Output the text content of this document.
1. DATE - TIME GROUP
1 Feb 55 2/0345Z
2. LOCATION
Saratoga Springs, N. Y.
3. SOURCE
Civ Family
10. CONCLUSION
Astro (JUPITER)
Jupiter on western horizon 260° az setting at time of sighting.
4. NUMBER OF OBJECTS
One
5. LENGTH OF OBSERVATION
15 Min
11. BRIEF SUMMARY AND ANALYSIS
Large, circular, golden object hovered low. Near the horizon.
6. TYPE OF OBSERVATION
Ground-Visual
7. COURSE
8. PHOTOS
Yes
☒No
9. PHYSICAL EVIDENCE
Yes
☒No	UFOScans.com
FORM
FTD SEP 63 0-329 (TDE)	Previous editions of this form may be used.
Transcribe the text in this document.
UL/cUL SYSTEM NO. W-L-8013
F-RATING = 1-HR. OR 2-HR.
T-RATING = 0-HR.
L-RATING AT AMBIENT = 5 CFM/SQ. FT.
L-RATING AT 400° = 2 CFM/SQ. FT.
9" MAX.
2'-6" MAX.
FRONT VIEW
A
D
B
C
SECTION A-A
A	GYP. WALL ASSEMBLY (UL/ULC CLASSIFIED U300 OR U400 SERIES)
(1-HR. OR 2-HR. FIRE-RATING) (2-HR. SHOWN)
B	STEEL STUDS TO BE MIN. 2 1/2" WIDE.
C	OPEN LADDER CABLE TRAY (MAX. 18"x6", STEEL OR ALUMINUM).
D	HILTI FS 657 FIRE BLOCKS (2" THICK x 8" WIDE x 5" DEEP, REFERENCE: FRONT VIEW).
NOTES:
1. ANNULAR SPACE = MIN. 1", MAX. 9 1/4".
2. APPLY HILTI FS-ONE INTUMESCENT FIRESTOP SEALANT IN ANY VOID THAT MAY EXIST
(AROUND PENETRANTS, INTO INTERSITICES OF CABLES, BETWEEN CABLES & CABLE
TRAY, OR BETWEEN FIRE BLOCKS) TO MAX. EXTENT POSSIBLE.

_ _ _

Return exactly the lines of the data, and only those, from the line with "Transcribe the text in this document." through the last line, inclusive.

# SOLVED EXERCISE
Transcribe the text in this document.
UL/cUL SYSTEM NO. W-L-8013
F-RATING = 1-HR. OR 2-HR.
T-RATING = 0-HR.
L-RATING AT AMBIENT = 5 CFM/SQ. FT.
L-RATING AT 400° = 2 CFM/SQ. FT.
9" MAX.
2'-6" MAX.
FRONT VIEW
A
D
B
C
SECTION A-A
A	GYP. WALL ASSEMBLY (UL/ULC CLASSIFIED U300 OR U400 SERIES)
(1-HR. OR 2-HR. FIRE-RATING) (2-HR. SHOWN)
B	STEEL STUDS TO BE MIN. 2 1/2" WIDE.
C	OPEN LADDER CABLE TRAY (MAX. 18"x6", STEEL OR ALUMINUM).
D	HILTI FS 657 FIRE BLOCKS (2" THICK x 8" WIDE x 5" DEEP, REFERENCE: FRONT VIEW).
NOTES:
1. ANNULAR SPACE = MIN. 1", MAX. 9 1/4".
2. APPLY HILTI FS-ONE INTUMESCENT FIRESTOP SEALANT IN ANY VOID THAT MAY EXIST
(AROUND PENETRANTS, INTO INTERSITICES OF CABLES, BETWEEN CABLES & CABLE
TRAY, OR BETWEEN FIRE BLOCKS) TO MAX. EXTENT POSSIBLE.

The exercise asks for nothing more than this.